Job:
Exactly reproduce each line of the listing that follows.

** START Material supplied **

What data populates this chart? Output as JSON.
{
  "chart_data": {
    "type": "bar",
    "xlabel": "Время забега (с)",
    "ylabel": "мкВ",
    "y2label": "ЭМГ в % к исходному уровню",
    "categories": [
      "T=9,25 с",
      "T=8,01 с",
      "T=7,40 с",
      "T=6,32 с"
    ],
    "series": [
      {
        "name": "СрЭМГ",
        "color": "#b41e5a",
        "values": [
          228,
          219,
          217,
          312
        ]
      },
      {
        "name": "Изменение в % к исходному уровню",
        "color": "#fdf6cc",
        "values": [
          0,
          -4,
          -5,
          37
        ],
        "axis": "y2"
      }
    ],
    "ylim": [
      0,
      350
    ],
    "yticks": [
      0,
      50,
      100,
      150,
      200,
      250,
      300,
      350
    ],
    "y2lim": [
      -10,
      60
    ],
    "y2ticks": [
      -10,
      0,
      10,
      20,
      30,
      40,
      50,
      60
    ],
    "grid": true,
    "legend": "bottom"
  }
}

** END Material supplied **

Response to the exercise:
What data populates this chart? Output as JSON.
{
  "chart_data": {
    "type": "bar",
    "xlabel": "Время забега (с)",
    "ylabel": "мкВ",
    "y2label": "ЭМГ в % к исходному уровню",
    "categories": [
      "T=9,25 с",
      "T=8,01 с",
      "T=7,40 с",
      "T=6,32 с"
    ],
    "series": [
      {
        "name": "СрЭМГ",
        "color": "#b41e5a",
        "values": [
          228,
          219,
          217,
          312
        ]
      },
      {
        "name": "Изменение в % к исходному уровню",
        "color": "#fdf6cc",
        "values": [
          0,
          -4,
          -5,
          37
        ],
        "axis": "y2"
      }
    ],
    "ylim": [
      0,
      350
    ],
    "yticks": [
      0,
      50,
      100,
      150,
      200,
      250,
      300,
      350
    ],
    "y2lim": [
      -10,
      60
    ],
    "y2ticks": [
      -10,
      0,
      10,
      20,
      30,
      40,
      50,
      60
    ],
    "grid": true,
    "legend": "bottom"
  }
}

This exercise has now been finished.